** begin Working data **

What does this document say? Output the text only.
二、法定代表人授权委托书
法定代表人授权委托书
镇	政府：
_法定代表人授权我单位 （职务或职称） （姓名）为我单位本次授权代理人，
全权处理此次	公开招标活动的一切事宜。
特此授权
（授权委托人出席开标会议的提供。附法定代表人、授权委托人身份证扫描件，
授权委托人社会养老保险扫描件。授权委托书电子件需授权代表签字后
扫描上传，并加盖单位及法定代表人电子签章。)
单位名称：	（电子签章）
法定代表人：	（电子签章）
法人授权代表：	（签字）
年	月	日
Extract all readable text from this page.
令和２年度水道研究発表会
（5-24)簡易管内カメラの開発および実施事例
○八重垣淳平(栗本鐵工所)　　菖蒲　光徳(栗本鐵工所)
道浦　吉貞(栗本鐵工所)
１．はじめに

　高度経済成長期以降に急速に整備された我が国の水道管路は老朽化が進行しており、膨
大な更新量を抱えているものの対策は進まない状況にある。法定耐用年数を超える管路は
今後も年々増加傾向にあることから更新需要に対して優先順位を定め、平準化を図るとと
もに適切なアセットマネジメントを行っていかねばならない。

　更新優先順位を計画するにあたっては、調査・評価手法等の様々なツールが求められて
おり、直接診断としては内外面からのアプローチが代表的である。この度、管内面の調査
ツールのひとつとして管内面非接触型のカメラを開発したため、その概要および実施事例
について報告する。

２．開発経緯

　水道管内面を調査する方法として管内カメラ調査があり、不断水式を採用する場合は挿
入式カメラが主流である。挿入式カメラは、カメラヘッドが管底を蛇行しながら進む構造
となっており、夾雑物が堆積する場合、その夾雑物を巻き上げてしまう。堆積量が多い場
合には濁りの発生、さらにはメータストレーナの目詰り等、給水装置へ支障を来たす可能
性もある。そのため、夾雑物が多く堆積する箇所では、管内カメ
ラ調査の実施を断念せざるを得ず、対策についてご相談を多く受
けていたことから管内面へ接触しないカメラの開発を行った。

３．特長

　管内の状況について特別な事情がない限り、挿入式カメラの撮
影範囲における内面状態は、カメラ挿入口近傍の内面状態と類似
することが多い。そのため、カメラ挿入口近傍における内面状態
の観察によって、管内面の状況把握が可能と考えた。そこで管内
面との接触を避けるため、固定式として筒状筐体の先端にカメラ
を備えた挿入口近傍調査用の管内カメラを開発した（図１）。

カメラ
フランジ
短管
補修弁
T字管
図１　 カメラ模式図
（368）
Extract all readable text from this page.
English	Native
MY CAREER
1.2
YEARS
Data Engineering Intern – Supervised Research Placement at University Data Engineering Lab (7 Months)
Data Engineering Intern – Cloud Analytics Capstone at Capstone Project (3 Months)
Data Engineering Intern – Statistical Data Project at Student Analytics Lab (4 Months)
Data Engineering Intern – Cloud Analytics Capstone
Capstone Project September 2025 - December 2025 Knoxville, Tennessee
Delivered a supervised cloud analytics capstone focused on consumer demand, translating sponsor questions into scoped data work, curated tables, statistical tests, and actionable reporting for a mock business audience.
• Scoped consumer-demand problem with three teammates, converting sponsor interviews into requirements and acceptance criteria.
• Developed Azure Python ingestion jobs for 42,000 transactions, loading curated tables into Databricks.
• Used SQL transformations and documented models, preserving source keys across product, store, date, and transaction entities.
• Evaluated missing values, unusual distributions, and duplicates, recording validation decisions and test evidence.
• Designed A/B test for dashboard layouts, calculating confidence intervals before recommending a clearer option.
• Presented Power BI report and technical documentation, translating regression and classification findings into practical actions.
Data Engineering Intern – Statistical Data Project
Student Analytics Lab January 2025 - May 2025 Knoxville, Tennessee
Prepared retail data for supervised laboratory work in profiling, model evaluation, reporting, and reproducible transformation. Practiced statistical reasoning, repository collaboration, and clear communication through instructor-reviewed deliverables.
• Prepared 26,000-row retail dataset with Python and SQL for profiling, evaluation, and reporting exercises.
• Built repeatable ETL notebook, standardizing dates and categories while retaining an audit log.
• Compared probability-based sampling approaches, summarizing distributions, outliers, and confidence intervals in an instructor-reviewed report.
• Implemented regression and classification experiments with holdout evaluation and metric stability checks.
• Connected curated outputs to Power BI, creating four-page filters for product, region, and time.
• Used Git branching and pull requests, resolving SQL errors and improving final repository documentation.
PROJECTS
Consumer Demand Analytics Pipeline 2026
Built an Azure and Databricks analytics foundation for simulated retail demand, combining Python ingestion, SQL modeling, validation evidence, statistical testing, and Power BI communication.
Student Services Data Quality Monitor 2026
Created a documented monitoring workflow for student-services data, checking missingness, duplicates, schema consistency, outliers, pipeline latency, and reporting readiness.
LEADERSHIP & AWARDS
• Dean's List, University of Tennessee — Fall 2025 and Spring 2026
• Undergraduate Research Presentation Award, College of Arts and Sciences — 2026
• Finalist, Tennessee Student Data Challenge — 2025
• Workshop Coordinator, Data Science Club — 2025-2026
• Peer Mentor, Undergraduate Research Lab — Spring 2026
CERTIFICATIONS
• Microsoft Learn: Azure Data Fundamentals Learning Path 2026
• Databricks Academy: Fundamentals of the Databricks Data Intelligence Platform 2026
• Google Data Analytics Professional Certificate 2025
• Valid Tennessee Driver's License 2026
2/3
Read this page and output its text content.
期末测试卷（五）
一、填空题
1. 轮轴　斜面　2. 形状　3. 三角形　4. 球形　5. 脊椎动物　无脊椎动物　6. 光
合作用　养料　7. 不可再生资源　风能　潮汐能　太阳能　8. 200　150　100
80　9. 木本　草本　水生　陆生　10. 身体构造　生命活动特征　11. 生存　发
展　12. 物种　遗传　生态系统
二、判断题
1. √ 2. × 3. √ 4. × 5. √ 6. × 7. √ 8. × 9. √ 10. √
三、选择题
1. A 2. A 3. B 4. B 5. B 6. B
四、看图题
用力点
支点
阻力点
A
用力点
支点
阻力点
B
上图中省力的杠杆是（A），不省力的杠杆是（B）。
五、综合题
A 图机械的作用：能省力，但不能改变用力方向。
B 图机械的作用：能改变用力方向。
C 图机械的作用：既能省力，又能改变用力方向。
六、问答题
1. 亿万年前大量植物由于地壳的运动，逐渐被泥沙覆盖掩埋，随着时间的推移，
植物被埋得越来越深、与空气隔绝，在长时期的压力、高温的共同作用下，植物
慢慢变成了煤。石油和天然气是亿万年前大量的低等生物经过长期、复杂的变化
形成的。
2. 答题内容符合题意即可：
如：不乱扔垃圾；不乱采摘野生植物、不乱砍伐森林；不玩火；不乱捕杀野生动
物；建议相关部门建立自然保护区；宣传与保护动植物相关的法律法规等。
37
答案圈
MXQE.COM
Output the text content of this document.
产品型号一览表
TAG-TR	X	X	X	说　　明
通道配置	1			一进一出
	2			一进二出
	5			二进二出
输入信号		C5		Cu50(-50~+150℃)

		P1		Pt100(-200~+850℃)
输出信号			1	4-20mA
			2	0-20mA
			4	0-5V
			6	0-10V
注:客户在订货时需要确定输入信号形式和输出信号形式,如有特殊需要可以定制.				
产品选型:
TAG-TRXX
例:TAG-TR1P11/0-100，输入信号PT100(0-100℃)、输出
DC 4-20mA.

** end Working data **

Exercise objective: Looking back at the lines above, state how many contain the word "validation", and supply nothing besides the number.

The answer: 2